How many lines of the data below contain the string "Pound"? Reply with the number only.

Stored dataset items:
####################
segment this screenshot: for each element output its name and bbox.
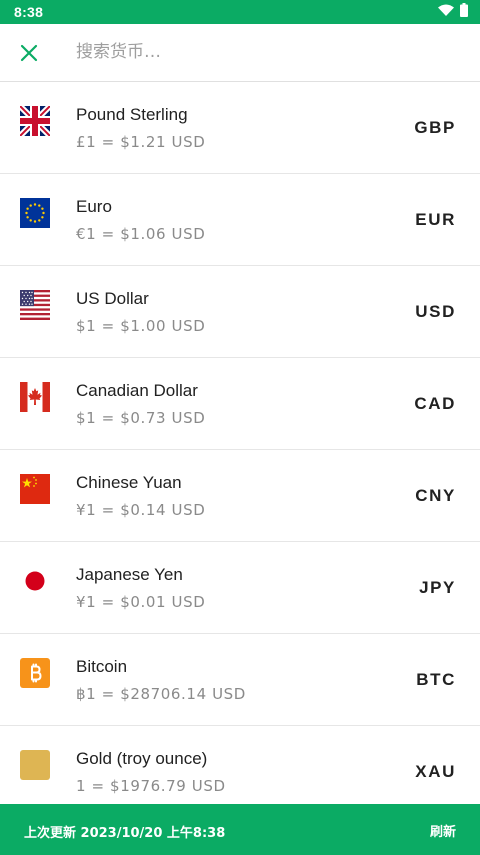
china-flag-icon <box>20 474 50 504</box>
currency-name: Gold (troy ounce) <box>76 749 208 768</box>
currency-rate: $1 = $1.00 USD <box>76 317 206 335</box>
currency-rate: ฿1 = $28706.14 USD <box>76 685 246 703</box>
currency-row-xau[interactable]: Gold (troy ounce) 1 = $1976.79 USD XAU <box>0 726 480 804</box>
currency-code: GBP <box>414 118 456 137</box>
wifi-icon <box>438 3 454 21</box>
currency-name: US Dollar <box>76 289 149 308</box>
currency-rate: ¥1 = $0.01 USD <box>76 593 206 611</box>
currency-rate: 1 = $1976.79 USD <box>76 777 226 795</box>
currency-code: USD <box>415 302 456 321</box>
currency-rate: £1 = $1.21 USD <box>76 133 206 151</box>
currency-code: CAD <box>414 394 456 413</box>
currency-row-gbp[interactable]: Pound Sterling £1 = $1.21 USD GBP <box>0 82 480 174</box>
currency-code: EUR <box>415 210 456 229</box>
currency-name: Bitcoin <box>76 657 128 676</box>
status-time: 8:38 <box>14 4 44 20</box>
refresh-button[interactable]: 刷新 <box>430 821 456 840</box>
close-icon[interactable] <box>14 38 44 68</box>
gold-icon <box>20 750 50 780</box>
footer-bar: 上次更新 2023/10/20 上午8:38 刷新 <box>0 804 480 855</box>
currency-code: XAU <box>415 762 456 781</box>
currency-name: Pound Sterling <box>76 105 188 124</box>
uk-flag-icon <box>20 106 50 136</box>
currency-rate: $1 = $0.73 USD <box>76 409 206 427</box>
currency-rate: ¥1 = $0.14 USD <box>76 501 206 519</box>
currency-name: Japanese Yen <box>76 565 183 584</box>
currency-row-btc[interactable]: Bitcoin ฿1 = $28706.14 USD BTC <box>0 634 480 726</box>
currency-code: CNY <box>415 486 456 505</box>
currency-row-jpy[interactable]: Japanese Yen ¥1 = $0.01 USD JPY <box>0 542 480 634</box>
battery-icon <box>460 2 468 22</box>
us-flag-icon <box>20 290 50 320</box>
currency-code: JPY <box>419 578 456 597</box>
currency-list: Pound Sterling £1 = $1.21 USD GBP Euro €… <box>0 82 480 804</box>
currency-name: Canadian Dollar <box>76 381 198 400</box>
canada-flag-icon <box>20 382 50 412</box>
currency-row-cny[interactable]: Chinese Yuan ¥1 = $0.14 USD CNY <box>0 450 480 542</box>
eu-flag-icon <box>20 198 50 228</box>
currency-rate: €1 = $1.06 USD <box>76 225 206 243</box>
currency-name: Chinese Yuan <box>76 473 182 492</box>
status-icons <box>438 2 468 22</box>
japan-flag-icon <box>20 566 50 596</box>
last-updated-text: 上次更新 2023/10/20 上午8:38 <box>24 826 226 841</box>
currency-row-eur[interactable]: Euro €1 = $1.06 USD EUR <box>0 174 480 266</box>
currency-row-usd[interactable]: US Dollar $1 = $1.00 USD USD <box>0 266 480 358</box>
currency-row-cad[interactable]: Canadian Dollar $1 = $0.73 USD CAD <box>0 358 480 450</box>
search-input[interactable] <box>76 38 436 66</box>
bitcoin-icon <box>20 658 50 688</box>
search-bar <box>0 24 480 82</box>
currency-code: BTC <box>416 670 456 689</box>
status-bar: 8:38 <box>0 0 480 24</box>
currency-name: Euro <box>76 197 112 216</box>
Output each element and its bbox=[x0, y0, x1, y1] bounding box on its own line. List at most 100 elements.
####################
FULL SOLUTION: 3